Stored data entries
>>

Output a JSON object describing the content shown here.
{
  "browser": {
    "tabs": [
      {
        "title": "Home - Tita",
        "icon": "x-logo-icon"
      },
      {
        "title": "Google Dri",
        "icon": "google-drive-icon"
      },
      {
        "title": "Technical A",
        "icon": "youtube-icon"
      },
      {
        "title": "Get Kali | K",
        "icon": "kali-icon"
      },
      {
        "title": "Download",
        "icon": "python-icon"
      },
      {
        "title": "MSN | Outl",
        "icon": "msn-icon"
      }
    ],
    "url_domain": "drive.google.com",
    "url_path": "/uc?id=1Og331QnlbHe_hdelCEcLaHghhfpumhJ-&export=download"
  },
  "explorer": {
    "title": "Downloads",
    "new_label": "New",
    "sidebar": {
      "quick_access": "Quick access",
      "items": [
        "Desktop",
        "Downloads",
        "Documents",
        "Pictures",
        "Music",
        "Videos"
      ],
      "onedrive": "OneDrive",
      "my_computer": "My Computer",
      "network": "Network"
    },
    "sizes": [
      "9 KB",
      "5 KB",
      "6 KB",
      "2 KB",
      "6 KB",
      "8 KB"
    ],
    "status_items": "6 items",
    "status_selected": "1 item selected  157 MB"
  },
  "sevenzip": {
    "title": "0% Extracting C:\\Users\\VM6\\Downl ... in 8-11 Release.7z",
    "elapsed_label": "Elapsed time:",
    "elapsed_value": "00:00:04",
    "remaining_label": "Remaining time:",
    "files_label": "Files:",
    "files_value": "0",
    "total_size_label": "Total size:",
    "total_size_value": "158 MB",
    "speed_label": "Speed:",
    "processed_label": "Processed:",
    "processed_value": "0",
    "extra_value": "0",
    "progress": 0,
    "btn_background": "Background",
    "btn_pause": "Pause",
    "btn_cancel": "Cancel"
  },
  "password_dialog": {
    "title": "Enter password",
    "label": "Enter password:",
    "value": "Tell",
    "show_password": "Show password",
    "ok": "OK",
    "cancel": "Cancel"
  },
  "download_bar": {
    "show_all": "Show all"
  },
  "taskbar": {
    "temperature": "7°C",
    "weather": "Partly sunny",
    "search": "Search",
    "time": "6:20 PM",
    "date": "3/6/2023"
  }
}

<<

### BRIEF
Every entry in the listing must be retyped exactly.

### TASK OUTPUT
Output a JSON object describing the content shown here.
{
  "browser": {
    "tabs": [
      {
        "title": "Home - Tita",
        "icon": "x-logo-icon"
      },
      {
        "title": "Google Dri",
        "icon": "google-drive-icon"
      },
      {
        "title": "Technical A",
        "icon": "youtube-icon"
      },
      {
        "title": "Get Kali | K",
        "icon": "kali-icon"
      },
      {
        "title": "Download",
        "icon": "python-icon"
      },
      {
        "title": "MSN | Outl",
        "icon": "msn-icon"
      }
    ],
    "url_domain": "drive.google.com",
    "url_path": "/uc?id=1Og331QnlbHe_hdelCEcLaHghhfpumhJ-&export=download"
  },
  "explorer": {
    "title": "Downloads",
    "new_label": "New",
    "sidebar": {
      "quick_access": "Quick access",
      "items": [
        "Desktop",
        "Downloads",
        "Documents",
        "Pictures",
        "Music",
        "Videos"
      ],
      "onedrive": "OneDrive",
      "my_computer": "My Computer",
      "network": "Network"
    },
    "sizes": [
      "9 KB",
      "5 KB",
      "6 KB",
      "2 KB",
      "6 KB",
      "8 KB"
    ],
    "status_items": "6 items",
    "status_selected": "1 item selected  157 MB"
  },
  "sevenzip": {
    "title": "0% Extracting C:\\Users\\VM6\\Downl ... in 8-11 Release.7z",
    "elapsed_label": "Elapsed time:",
    "elapsed_value": "00:00:04",
    "remaining_label": "Remaining time:",
    "files_label": "Files:",
    "files_value": "0",
    "total_size_label": "Total size:",
    "total_size_value": "158 MB",
    "speed_label": "Speed:",
    "processed_label": "Processed:",
    "processed_value": "0",
    "extra_value": "0",
    "progress": 0,
    "btn_background": "Background",
    "btn_pause": "Pause",
    "btn_cancel": "Cancel"
  },
  "password_dialog": {
    "title": "Enter password",
    "label": "Enter password:",
    "value": "Tell",
    "show_password": "Show password",
    "ok": "OK",
    "cancel": "Cancel"
  },
  "download_bar": {
    "show_all": "Show all"
  },
  "taskbar": {
    "temperature": "7°C",
    "weather": "Partly sunny",
    "search": "Search",
    "time": "6:20 PM",
    "date": "3/6/2023"
  }
}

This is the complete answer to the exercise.